*Your instructions*. An exact copy of all the data is required, with pictures left out.

[START Provided records]

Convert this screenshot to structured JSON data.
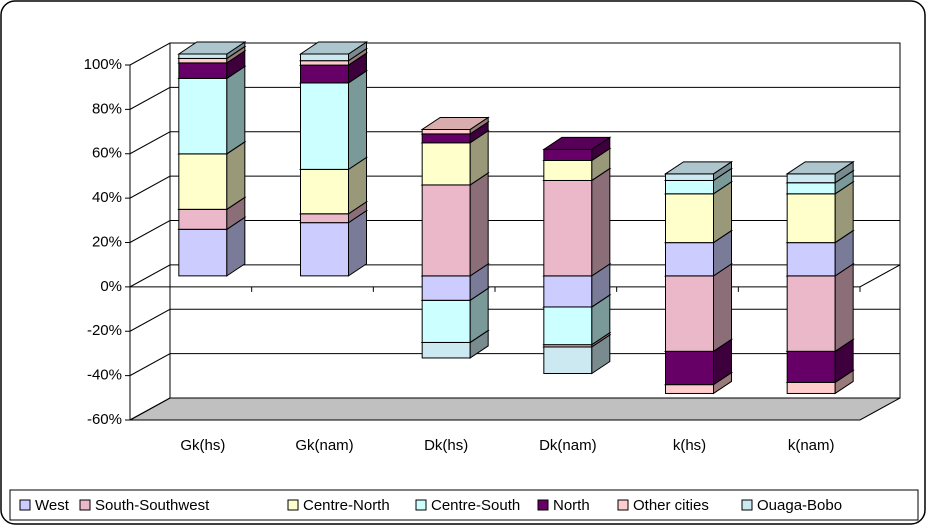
{
  "chart_data": {
    "type": "bar3d_stacked",
    "categories": [
      "Gk(hs)",
      "Gk(nam)",
      "Dk(hs)",
      "Dk(nam)",
      "k(hs)",
      "k(nam)"
    ],
    "series": [
      {
        "name": "West",
        "color": "#ccccff",
        "values": [
          21,
          24,
          -11,
          -14,
          15,
          15
        ]
      },
      {
        "name": "South-Southwest",
        "color": "#eab8c8",
        "values": [
          9,
          4,
          41,
          43,
          -34,
          -34
        ]
      },
      {
        "name": "Centre-North",
        "color": "#ffffcc",
        "values": [
          25,
          20,
          19,
          9,
          22,
          22
        ]
      },
      {
        "name": "Centre-South",
        "color": "#ccffff",
        "values": [
          34,
          39,
          -19,
          -17,
          6,
          5
        ]
      },
      {
        "name": "North",
        "color": "#660066",
        "values": [
          7,
          8,
          4,
          5,
          -15,
          -14
        ]
      },
      {
        "name": "Other cities",
        "color": "#ffcccc",
        "values": [
          2,
          2,
          2,
          -1,
          -4,
          -5
        ]
      },
      {
        "name": "Ouaga-Bobo",
        "color": "#cce8f0",
        "values": [
          2,
          3,
          -7,
          -12,
          3,
          4
        ]
      }
    ],
    "ylim": [
      -60,
      100
    ],
    "yticks": [
      {
        "value": -60,
        "label": "-60%"
      },
      {
        "value": -40,
        "label": "-40%"
      },
      {
        "value": -20,
        "label": "-20%"
      },
      {
        "value": 0,
        "label": "0%"
      },
      {
        "value": 20,
        "label": "20%"
      },
      {
        "value": 40,
        "label": "40%"
      },
      {
        "value": 60,
        "label": "60%"
      },
      {
        "value": 80,
        "label": "80%"
      },
      {
        "value": 100,
        "label": "100%"
      }
    ],
    "grid": true
  }
}
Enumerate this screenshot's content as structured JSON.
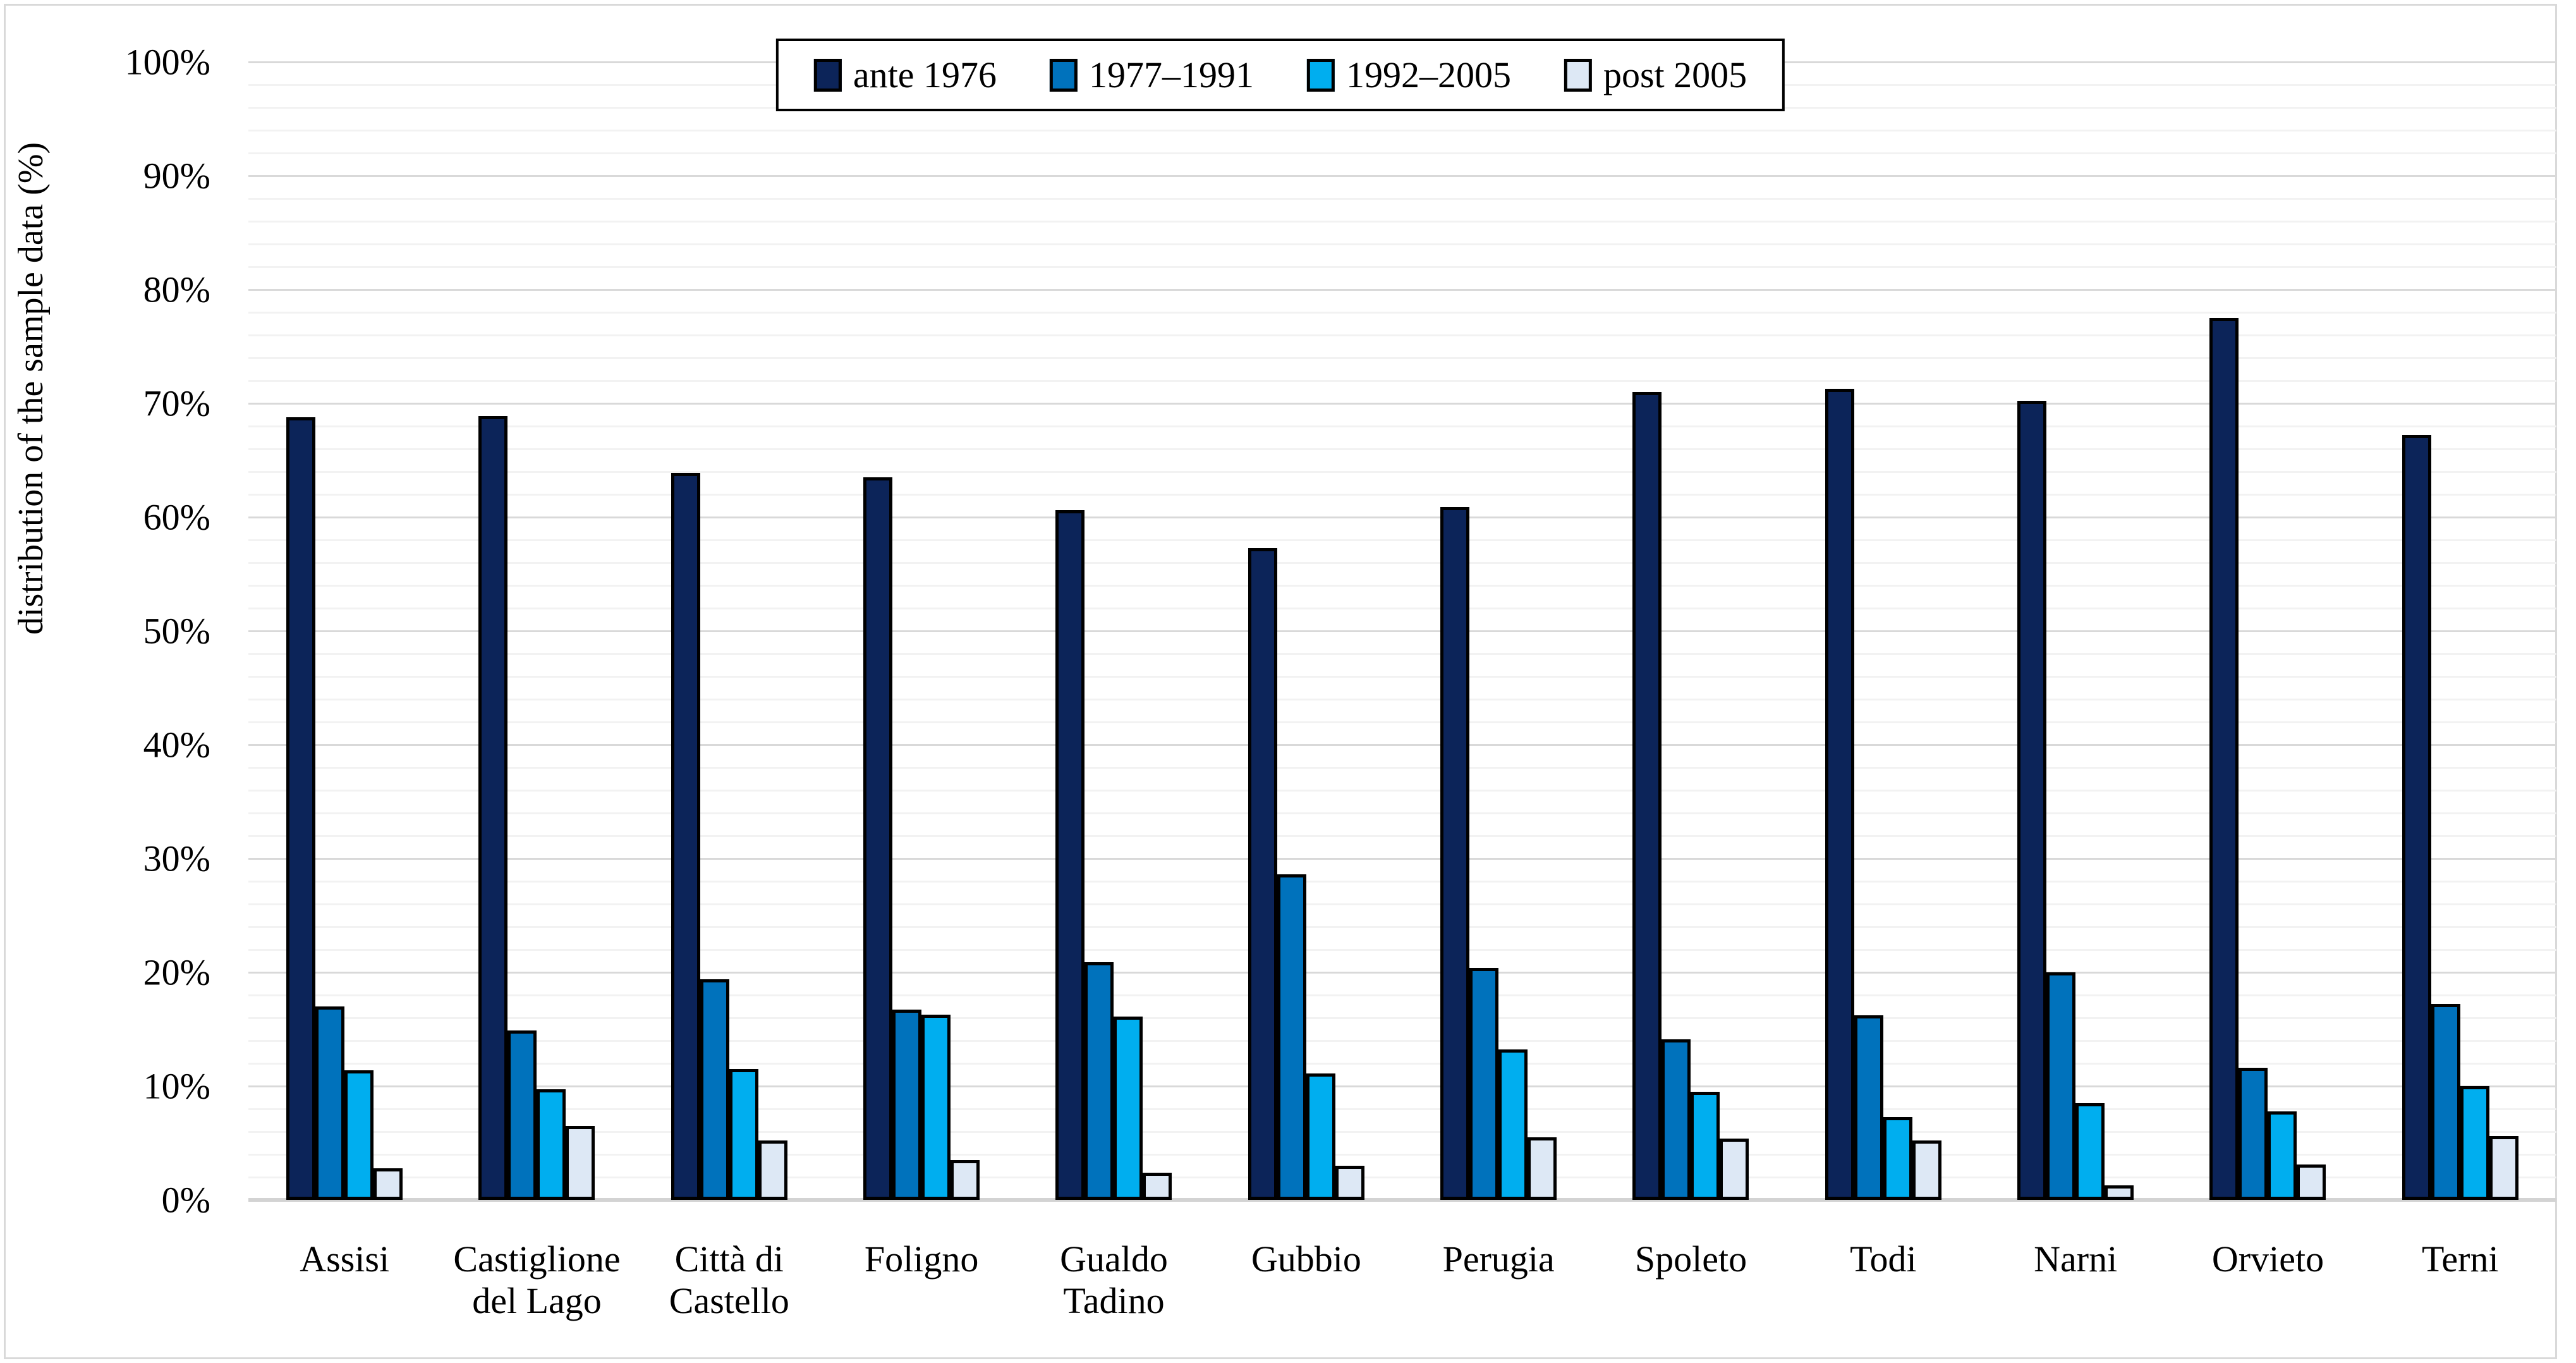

[END Provided records]

*Exercise response*.
Convert this screenshot to structured JSON data.
{
  "chart_data": {
    "type": "bar3d_stacked",
    "categories": [
      "Gk(hs)",
      "Gk(nam)",
      "Dk(hs)",
      "Dk(nam)",
      "k(hs)",
      "k(nam)"
    ],
    "series": [
      {
        "name": "West",
        "color": "#ccccff",
        "values": [
          21,
          24,
          -11,
          -14,
          15,
          15
        ]
      },
      {
        "name": "South-Southwest",
        "color": "#eab8c8",
        "values": [
          9,
          4,
          41,
          43,
          -34,
          -34
        ]
      },
      {
        "name": "Centre-North",
        "color": "#ffffcc",
        "values": [
          25,
          20,
          19,
          9,
          22,
          22
        ]
      },
      {
        "name": "Centre-South",
        "color": "#ccffff",
        "values": [
          34,
          39,
          -19,
          -17,
          6,
          5
        ]
      },
      {
        "name": "North",
        "color": "#660066",
        "values": [
          7,
          8,
          4,
          5,
          -15,
          -14
        ]
      },
      {
        "name": "Other cities",
        "color": "#ffcccc",
        "values": [
          2,
          2,
          2,
          -1,
          -4,
          -5
        ]
      },
      {
        "name": "Ouaga-Bobo",
        "color": "#cce8f0",
        "values": [
          2,
          3,
          -7,
          -12,
          3,
          4
        ]
      }
    ],
    "ylim": [
      -60,
      100
    ],
    "yticks": [
      {
        "value": -60,
        "label": "-60%"
      },
      {
        "value": -40,
        "label": "-40%"
      },
      {
        "value": -20,
        "label": "-20%"
      },
      {
        "value": 0,
        "label": "0%"
      },
      {
        "value": 20,
        "label": "20%"
      },
      {
        "value": 40,
        "label": "40%"
      },
      {
        "value": 60,
        "label": "60%"
      },
      {
        "value": 80,
        "label": "80%"
      },
      {
        "value": 100,
        "label": "100%"
      }
    ],
    "grid": true
  }
}
Enumerate this screenshot's content as structured JSON.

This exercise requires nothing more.